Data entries
⁂

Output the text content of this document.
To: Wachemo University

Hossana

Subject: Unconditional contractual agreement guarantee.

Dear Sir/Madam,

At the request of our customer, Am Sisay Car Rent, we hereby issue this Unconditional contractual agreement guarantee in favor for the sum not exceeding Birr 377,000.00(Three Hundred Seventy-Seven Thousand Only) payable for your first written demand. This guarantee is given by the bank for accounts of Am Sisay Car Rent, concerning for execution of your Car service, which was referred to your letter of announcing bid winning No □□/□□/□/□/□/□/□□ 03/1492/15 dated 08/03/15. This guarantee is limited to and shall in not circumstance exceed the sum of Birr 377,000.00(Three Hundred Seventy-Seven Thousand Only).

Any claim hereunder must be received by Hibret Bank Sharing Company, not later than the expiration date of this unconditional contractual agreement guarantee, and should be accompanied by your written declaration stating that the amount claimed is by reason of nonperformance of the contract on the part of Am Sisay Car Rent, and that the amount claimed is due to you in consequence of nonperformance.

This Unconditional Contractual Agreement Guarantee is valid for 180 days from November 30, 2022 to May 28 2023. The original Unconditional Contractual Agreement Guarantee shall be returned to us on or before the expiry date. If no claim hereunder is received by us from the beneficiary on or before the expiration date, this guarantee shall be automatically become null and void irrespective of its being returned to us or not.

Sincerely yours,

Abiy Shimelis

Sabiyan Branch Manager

⁂

**Short task:**
Set out every line from the material that contains the string "claim".

**Answer to the exercise:**
Any claim hereunder must be received by Hibret Bank Sharing Company, not later than the expiration date of this unconditional contractual agreement guarantee, and should be accompanied by your written declaration stating that the amount claimed is by reason of nonperformance of the contract on the part of Am Sisay Car Rent, and that the amount claimed is due to you in consequence of nonperformance.
This Unconditional Contractual Agreement Guarantee is valid for 180 days from November 30, 2022 to May 28 2023. The original Unconditional Contractual Agreement Guarantee shall be returned to us on or before the expiry date. If no claim hereunder is received by us from the beneficiary on or before the expiration date, this guarantee shall be automatically become null and void irrespective of its being returned to us or not.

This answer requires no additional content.